Saved entries
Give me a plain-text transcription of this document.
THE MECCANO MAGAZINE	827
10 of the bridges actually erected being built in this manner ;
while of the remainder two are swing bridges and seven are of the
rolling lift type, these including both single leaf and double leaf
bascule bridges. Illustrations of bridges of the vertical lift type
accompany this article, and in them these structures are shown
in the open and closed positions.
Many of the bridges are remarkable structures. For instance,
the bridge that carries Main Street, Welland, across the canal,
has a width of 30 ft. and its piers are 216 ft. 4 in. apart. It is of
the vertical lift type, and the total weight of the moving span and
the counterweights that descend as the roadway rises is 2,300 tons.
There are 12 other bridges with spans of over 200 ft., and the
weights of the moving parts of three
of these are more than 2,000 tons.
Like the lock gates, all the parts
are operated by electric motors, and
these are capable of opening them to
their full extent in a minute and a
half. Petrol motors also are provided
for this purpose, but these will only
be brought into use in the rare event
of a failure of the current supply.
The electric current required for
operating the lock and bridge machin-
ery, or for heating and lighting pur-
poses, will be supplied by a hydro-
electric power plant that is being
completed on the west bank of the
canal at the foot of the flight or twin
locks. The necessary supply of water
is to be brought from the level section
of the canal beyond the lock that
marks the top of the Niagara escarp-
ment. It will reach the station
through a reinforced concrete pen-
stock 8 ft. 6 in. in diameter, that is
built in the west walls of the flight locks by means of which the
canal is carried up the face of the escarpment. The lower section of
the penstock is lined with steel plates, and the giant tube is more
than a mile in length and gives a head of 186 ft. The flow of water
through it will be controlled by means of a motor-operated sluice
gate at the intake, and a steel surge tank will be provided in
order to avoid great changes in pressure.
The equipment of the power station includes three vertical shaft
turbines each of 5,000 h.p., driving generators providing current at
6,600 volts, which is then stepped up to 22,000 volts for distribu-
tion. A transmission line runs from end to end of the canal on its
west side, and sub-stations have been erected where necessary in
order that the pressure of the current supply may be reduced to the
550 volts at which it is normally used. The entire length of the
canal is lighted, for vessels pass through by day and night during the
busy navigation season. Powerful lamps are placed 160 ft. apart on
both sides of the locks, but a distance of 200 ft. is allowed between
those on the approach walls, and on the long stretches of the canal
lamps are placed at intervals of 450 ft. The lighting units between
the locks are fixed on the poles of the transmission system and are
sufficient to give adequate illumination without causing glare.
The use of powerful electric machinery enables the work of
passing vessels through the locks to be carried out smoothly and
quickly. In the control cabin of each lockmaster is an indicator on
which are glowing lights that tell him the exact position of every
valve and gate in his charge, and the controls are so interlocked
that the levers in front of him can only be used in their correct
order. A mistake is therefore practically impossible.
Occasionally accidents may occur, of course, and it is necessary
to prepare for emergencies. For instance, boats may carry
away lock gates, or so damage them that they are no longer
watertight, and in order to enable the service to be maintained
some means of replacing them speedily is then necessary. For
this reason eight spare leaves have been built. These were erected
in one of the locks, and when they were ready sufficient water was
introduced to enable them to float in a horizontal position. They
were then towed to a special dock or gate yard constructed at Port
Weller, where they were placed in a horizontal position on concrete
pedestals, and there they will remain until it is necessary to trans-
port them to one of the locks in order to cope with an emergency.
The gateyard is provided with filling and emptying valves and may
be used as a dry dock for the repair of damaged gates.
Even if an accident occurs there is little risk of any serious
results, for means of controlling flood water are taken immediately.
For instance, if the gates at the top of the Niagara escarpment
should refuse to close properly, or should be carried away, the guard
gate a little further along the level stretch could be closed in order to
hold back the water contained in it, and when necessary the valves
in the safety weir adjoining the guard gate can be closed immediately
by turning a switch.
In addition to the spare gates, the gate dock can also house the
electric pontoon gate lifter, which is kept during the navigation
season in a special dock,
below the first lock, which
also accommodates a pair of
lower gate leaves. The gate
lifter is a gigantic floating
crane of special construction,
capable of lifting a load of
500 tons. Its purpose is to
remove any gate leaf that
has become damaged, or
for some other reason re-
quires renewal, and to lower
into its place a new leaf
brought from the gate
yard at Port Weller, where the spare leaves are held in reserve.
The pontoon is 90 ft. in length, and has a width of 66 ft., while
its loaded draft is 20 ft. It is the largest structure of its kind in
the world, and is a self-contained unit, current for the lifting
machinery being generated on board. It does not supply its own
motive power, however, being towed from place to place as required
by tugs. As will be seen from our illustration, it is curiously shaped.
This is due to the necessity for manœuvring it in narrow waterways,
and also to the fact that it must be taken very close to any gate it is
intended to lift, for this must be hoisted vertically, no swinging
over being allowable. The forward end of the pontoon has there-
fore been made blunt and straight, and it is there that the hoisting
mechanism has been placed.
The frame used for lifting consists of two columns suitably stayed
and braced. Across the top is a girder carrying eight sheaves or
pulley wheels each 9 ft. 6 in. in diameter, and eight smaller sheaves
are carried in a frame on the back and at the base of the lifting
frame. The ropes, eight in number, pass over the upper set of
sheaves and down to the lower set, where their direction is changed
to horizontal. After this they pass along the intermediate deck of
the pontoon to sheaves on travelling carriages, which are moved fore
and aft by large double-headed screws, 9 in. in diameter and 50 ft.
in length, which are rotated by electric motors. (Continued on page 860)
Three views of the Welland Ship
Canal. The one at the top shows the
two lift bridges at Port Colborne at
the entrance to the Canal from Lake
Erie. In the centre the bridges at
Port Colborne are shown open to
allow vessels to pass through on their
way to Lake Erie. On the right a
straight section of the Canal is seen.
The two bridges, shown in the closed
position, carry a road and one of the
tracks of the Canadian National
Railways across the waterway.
...
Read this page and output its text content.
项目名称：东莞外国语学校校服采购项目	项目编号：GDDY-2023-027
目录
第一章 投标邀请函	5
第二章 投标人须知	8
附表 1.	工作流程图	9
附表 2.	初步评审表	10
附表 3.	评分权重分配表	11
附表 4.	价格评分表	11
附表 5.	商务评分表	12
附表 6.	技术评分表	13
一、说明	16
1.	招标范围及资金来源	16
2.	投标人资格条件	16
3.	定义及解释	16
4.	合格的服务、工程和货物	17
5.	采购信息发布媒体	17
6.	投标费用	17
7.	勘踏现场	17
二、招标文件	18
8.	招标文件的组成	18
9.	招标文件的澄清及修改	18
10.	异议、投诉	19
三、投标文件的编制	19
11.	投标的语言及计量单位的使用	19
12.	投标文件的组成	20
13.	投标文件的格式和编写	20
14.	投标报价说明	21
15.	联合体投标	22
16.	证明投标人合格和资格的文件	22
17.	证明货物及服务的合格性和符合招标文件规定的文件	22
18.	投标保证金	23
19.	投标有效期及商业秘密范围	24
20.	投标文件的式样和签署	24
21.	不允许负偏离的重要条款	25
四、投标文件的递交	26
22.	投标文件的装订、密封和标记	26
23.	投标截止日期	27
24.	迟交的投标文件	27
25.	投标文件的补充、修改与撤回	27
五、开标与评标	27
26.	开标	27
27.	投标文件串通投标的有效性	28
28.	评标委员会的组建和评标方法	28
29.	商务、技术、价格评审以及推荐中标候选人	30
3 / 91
--
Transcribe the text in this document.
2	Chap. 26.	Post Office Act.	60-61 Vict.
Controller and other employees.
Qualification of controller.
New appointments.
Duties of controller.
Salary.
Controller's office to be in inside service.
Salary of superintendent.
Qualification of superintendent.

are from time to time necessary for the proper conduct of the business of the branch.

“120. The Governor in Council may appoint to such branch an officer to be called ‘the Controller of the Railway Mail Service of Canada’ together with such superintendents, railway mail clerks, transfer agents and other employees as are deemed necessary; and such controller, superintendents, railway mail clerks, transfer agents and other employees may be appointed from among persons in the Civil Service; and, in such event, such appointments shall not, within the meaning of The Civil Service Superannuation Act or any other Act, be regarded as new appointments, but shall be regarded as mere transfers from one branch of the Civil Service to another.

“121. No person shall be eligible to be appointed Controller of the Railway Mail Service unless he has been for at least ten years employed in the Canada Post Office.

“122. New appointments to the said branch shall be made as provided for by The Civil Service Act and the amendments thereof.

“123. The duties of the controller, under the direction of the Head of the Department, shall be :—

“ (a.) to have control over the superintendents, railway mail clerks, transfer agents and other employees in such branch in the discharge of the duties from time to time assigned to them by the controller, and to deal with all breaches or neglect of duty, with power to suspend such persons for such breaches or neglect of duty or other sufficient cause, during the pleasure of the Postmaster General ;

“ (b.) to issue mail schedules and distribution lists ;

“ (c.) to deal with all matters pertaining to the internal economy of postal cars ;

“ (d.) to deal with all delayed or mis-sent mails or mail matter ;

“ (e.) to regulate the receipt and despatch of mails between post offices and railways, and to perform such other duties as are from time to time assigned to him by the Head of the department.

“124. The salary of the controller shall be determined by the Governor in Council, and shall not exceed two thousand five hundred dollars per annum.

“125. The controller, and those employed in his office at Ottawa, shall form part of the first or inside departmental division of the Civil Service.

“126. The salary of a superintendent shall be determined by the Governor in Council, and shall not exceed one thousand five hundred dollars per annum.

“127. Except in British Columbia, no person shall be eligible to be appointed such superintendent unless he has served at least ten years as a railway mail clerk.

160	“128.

[REQUIRED WORK]
Within the material above, find the lines that contain the word "document"; copy them.

[SOLUTION BELOW]
Give me a plain-text transcription of this document.
Transcribe the text in this document.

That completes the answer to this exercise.